** Task instructions **
Below are some entries. Copy each line that holds the string "interview".

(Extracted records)
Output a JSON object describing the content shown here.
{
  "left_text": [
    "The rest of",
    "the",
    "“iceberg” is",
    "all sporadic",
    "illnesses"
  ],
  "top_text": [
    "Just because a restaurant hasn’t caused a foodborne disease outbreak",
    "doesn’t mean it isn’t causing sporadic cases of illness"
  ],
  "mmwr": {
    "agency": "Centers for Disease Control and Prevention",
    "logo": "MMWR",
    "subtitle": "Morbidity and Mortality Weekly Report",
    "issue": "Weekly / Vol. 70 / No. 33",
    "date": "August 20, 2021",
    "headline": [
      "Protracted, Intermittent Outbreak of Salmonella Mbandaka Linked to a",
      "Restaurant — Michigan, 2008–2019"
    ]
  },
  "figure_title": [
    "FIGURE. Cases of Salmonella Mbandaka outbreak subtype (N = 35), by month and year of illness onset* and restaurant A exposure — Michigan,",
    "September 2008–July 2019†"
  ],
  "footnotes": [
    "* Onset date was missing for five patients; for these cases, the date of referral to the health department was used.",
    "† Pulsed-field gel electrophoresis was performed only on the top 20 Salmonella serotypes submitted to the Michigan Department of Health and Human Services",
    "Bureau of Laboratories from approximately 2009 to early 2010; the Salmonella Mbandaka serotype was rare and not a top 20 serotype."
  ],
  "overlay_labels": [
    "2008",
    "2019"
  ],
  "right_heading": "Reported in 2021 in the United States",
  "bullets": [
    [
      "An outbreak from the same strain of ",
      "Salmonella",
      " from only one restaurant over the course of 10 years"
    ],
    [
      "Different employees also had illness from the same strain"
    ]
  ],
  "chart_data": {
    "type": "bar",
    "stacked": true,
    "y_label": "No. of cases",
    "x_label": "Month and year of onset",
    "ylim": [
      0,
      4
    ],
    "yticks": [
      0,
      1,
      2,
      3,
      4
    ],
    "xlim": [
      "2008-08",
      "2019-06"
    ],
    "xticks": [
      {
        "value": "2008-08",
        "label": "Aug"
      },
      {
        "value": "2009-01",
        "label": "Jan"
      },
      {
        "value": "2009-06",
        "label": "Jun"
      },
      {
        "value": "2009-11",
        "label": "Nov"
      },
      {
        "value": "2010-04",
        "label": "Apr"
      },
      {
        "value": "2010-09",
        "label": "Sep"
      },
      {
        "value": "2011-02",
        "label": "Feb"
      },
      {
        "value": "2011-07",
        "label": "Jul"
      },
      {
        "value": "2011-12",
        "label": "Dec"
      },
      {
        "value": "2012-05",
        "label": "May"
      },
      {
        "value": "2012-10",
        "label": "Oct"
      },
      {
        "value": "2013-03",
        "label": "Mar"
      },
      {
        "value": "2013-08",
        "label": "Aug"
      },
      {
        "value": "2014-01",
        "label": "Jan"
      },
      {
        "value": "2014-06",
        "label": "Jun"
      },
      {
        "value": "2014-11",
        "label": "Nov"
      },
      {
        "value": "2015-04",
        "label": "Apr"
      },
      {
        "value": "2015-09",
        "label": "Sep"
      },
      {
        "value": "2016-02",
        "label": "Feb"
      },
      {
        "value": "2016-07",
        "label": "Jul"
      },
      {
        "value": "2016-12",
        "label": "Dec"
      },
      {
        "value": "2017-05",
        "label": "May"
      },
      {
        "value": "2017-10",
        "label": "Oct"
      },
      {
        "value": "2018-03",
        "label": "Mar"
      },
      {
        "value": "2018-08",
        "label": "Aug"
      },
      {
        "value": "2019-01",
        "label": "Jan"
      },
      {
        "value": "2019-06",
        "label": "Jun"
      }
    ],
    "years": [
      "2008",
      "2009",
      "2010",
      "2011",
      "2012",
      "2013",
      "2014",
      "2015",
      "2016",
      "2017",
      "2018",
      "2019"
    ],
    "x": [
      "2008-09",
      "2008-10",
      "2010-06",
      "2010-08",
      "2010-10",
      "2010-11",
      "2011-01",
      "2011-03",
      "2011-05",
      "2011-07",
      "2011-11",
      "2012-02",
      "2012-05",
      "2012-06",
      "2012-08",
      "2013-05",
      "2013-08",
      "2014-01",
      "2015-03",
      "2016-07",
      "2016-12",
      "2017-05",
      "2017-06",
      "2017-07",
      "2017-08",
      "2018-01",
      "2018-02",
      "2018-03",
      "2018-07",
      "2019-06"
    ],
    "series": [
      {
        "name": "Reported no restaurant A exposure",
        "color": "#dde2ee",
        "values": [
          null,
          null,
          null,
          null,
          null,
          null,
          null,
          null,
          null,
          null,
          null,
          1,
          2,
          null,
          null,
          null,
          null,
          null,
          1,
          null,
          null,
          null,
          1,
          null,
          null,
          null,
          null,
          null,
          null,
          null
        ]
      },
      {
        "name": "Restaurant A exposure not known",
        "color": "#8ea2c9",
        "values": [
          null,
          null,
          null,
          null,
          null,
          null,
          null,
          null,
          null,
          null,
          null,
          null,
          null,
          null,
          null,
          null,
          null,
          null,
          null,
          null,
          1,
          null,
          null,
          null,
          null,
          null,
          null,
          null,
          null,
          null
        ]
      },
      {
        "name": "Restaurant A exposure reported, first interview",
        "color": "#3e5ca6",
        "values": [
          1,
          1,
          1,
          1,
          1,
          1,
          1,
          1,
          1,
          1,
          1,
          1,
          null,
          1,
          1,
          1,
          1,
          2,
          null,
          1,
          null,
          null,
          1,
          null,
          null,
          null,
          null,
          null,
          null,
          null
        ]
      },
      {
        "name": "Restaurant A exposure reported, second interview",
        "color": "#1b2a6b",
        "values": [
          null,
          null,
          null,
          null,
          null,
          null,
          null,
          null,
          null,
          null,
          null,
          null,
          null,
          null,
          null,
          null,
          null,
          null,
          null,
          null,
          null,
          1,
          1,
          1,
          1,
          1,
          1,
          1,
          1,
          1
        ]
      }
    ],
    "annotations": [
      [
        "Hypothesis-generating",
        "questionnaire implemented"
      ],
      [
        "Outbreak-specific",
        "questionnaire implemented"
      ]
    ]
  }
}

** Task output **
        "name": "Restaurant A exposure reported, first interview",
        "name": "Restaurant A exposure reported, second interview",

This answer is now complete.